Instructions for the task> Track down every line below that holds "Sreenivasan" and copy it.

══ Raw data ══

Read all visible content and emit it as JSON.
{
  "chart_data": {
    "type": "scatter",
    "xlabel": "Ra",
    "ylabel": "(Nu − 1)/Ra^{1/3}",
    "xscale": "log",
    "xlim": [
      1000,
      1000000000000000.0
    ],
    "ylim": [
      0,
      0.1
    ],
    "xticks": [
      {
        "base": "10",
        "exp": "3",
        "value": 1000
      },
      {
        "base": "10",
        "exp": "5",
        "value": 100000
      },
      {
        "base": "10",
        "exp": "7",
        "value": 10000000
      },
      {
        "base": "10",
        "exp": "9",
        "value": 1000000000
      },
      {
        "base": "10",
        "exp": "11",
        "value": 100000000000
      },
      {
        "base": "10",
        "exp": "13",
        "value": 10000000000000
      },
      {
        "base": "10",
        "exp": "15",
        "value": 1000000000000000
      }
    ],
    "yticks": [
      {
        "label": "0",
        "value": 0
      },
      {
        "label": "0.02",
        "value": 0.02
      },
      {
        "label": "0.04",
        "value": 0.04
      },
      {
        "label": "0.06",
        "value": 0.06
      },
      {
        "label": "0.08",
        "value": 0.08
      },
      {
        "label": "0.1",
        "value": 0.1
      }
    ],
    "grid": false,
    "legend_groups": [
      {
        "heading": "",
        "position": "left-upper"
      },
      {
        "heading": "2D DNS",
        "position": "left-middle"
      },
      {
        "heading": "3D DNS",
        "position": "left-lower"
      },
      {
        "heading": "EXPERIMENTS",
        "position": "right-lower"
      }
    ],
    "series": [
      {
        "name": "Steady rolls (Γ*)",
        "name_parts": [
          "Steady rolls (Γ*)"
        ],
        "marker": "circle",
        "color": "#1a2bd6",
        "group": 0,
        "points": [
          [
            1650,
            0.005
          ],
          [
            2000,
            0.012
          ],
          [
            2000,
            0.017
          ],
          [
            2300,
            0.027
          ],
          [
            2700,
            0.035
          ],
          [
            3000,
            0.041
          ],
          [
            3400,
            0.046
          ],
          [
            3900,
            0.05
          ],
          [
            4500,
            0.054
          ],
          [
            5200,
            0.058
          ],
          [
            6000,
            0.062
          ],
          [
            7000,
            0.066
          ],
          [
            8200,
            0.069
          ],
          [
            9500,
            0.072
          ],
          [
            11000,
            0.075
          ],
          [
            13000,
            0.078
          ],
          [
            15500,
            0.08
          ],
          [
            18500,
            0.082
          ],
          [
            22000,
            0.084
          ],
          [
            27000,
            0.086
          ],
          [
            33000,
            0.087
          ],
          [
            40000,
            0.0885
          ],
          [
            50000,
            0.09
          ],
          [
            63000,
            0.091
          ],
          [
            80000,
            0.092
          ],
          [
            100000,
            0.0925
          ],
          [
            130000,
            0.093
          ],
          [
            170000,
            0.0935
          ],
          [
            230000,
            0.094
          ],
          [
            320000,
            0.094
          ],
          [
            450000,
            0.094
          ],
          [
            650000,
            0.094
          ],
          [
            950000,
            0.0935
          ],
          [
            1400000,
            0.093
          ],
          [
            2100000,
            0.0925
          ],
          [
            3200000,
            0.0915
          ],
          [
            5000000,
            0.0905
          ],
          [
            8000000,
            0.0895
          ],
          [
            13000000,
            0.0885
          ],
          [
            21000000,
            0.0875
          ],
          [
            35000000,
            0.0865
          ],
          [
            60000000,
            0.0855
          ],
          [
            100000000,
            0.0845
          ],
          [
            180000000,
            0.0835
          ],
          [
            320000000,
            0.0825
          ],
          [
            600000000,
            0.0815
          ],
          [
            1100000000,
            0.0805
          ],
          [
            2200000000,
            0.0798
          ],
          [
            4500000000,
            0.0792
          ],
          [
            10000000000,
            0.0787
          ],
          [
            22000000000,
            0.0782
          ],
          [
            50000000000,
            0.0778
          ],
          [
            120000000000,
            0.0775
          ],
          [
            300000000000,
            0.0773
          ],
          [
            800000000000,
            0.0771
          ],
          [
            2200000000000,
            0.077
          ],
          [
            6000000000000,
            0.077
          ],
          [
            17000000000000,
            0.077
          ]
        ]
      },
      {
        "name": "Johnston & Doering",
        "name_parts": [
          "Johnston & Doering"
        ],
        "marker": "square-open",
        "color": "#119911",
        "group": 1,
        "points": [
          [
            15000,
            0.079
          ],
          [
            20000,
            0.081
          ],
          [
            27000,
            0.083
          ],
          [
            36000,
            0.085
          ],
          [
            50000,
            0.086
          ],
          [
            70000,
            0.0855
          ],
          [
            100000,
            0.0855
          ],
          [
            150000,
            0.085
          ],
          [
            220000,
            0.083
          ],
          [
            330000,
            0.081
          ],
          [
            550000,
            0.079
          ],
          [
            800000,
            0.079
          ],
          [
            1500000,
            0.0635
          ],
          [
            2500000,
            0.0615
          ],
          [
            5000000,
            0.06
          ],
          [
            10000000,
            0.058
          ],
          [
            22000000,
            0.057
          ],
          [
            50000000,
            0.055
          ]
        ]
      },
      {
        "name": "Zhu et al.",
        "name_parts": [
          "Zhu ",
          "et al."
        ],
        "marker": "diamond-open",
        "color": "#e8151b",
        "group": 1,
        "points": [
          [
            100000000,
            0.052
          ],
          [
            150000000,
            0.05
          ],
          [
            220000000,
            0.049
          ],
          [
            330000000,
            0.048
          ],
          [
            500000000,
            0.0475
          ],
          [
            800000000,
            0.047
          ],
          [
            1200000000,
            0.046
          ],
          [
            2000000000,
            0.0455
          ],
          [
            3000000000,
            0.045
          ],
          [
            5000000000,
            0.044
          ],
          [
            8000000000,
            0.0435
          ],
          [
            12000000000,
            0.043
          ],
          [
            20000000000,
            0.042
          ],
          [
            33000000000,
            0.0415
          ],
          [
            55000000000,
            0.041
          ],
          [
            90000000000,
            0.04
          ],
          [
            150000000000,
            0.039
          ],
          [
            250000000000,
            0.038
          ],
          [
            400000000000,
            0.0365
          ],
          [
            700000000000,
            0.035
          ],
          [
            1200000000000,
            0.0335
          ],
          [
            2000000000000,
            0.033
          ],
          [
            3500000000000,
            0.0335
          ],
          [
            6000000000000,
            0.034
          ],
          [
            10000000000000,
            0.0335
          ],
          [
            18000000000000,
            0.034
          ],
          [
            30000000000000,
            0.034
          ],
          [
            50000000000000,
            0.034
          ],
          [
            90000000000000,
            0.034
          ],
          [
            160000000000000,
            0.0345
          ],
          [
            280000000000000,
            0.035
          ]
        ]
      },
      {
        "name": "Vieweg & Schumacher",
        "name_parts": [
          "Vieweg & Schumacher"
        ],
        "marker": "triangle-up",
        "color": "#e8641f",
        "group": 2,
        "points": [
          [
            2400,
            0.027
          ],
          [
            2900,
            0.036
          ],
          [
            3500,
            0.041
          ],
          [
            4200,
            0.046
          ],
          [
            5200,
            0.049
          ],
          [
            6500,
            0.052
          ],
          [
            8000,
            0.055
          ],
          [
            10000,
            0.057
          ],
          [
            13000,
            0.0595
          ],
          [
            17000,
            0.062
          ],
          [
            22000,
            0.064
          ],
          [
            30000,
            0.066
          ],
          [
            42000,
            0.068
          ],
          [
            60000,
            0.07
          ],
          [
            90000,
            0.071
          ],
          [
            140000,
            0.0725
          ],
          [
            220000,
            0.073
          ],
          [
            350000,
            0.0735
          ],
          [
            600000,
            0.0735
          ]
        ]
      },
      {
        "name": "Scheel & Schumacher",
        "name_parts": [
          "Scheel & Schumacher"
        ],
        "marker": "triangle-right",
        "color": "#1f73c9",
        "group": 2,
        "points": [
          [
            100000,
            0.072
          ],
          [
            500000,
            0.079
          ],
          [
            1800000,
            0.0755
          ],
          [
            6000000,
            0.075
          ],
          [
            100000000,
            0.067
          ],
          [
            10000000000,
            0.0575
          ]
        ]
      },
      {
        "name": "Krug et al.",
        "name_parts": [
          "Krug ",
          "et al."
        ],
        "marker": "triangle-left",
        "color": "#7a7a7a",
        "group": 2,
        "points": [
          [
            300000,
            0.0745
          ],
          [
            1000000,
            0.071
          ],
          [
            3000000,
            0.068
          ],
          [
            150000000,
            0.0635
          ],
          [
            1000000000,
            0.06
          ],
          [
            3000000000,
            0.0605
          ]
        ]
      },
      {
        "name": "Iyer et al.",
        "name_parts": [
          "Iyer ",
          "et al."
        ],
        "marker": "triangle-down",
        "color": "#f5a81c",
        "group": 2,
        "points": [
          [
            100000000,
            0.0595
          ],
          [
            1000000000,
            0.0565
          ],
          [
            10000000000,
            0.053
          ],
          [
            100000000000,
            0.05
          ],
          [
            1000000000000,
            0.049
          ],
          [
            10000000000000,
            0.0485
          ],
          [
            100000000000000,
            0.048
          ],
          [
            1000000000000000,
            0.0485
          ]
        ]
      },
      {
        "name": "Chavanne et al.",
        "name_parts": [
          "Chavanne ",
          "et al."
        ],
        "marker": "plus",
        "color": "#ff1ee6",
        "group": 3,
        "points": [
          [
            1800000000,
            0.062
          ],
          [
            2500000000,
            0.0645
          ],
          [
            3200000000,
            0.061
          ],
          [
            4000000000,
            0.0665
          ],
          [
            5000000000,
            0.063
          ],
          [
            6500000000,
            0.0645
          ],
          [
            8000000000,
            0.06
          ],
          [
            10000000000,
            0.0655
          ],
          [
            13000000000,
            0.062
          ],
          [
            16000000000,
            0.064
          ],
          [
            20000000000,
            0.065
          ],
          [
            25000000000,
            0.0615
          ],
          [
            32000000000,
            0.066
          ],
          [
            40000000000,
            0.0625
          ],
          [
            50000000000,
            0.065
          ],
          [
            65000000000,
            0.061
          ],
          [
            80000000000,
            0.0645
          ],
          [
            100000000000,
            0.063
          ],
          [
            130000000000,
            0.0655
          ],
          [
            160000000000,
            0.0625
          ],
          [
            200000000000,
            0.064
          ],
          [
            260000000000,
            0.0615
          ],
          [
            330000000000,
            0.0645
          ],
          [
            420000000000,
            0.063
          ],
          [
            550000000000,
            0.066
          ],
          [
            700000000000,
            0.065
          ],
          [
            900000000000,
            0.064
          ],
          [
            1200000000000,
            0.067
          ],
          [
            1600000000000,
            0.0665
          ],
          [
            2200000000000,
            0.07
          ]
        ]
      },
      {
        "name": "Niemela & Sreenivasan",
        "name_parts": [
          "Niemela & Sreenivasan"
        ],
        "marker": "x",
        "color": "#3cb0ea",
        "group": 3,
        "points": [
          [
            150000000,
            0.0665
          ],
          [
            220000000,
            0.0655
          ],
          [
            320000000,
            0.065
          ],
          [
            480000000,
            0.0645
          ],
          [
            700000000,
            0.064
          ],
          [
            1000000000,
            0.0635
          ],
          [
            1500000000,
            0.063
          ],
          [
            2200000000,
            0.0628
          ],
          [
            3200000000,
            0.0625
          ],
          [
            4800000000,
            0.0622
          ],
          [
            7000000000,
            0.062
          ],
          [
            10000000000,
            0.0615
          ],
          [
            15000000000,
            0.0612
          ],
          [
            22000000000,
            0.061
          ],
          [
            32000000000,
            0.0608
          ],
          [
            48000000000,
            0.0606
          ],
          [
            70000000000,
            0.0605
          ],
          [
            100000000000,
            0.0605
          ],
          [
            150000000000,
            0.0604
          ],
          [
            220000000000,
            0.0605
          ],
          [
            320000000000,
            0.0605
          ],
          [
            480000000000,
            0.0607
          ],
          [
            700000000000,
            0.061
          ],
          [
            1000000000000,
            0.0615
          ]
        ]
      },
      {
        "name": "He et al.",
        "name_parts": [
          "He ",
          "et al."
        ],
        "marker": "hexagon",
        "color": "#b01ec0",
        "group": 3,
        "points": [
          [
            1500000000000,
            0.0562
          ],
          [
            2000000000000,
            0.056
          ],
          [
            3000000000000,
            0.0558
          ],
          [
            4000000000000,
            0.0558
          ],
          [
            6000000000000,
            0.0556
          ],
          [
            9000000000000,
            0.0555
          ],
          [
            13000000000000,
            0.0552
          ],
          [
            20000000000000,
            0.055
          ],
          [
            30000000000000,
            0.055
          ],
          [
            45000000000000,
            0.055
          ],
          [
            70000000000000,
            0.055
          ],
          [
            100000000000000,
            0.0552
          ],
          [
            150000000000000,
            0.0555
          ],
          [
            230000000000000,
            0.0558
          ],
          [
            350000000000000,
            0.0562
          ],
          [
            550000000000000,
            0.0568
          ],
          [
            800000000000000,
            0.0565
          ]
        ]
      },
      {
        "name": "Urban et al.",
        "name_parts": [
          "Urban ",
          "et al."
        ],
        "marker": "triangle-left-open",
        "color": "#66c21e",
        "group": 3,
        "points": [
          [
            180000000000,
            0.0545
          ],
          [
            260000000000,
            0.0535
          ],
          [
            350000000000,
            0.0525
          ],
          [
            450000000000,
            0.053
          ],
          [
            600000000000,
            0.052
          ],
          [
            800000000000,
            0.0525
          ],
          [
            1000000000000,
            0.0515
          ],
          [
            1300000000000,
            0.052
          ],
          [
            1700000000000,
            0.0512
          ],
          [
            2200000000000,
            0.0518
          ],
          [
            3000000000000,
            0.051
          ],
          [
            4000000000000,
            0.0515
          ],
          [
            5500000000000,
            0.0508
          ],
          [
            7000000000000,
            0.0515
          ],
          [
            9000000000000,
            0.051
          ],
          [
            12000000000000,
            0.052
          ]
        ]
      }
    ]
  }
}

═══

Solution to this exercise>
        "name": "Niemela & Sreenivasan",
          "Niemela & Sreenivasan"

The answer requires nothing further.